▸ **Task instructions**:
Locate each line below that includes "افتتاح" and reproduce it.

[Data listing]
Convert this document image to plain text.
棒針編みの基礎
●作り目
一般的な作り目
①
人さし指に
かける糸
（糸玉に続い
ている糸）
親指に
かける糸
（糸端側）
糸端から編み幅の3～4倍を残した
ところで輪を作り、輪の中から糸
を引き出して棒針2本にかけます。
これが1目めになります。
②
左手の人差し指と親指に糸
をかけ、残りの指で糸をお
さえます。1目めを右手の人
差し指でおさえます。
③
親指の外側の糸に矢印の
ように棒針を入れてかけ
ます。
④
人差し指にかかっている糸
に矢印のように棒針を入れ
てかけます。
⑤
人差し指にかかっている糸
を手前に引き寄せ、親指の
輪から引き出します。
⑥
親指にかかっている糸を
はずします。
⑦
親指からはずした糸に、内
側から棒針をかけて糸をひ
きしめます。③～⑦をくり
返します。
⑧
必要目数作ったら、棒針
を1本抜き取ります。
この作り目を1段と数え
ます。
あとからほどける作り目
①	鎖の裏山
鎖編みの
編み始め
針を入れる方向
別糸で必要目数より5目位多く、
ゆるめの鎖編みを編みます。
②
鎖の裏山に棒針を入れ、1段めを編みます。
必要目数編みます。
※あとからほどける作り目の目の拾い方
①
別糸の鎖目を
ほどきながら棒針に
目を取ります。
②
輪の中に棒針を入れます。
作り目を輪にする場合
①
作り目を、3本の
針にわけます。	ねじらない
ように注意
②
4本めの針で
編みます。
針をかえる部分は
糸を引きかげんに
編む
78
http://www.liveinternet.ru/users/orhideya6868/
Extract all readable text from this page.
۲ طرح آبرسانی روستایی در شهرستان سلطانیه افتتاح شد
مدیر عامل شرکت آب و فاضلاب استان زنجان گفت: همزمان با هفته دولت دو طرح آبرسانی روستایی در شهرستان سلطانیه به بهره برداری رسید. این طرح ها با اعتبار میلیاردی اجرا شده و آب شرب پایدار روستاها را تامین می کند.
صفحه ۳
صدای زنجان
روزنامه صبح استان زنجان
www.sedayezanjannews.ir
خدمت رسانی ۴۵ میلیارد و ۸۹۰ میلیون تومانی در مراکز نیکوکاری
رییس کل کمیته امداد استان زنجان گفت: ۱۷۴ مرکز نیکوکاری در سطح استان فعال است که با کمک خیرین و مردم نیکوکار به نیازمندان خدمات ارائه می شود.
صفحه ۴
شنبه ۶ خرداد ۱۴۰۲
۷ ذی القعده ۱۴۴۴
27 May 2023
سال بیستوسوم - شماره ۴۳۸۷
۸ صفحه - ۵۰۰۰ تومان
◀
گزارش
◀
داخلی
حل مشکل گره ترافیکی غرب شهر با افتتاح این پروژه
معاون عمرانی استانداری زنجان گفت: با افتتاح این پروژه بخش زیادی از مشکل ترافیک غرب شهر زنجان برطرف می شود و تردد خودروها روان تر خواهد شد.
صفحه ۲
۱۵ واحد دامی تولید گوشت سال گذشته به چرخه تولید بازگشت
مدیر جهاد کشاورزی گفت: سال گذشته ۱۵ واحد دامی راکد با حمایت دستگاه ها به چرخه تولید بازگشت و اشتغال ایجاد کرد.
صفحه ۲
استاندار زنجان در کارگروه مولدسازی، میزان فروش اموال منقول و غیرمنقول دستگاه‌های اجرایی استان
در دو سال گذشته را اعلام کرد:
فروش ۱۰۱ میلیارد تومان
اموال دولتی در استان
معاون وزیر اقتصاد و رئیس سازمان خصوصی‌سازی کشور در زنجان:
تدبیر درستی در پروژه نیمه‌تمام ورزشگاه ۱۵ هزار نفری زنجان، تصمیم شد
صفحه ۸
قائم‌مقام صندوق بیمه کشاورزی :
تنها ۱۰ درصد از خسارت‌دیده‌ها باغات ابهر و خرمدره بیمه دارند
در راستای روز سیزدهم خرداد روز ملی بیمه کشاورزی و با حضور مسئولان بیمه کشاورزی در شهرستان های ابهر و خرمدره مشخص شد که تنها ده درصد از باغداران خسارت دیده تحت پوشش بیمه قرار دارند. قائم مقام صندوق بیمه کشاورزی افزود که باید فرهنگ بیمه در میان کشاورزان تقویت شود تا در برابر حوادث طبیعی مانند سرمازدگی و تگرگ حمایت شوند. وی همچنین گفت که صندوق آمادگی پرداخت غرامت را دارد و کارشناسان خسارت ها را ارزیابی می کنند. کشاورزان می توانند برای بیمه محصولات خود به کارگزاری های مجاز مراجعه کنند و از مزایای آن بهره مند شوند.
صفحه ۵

▸ **Solution to this problem**:
۲ طرح آبرسانی روستایی در شهرستان سلطانیه افتتاح شد
حل مشکل گره ترافیکی غرب شهر با افتتاح این پروژه
معاون عمرانی استانداری زنجان گفت: با افتتاح این پروژه بخش زیادی از مشکل ترافیک غرب شهر زنجان برطرف می شود و تردد خودروها روان تر خواهد شد.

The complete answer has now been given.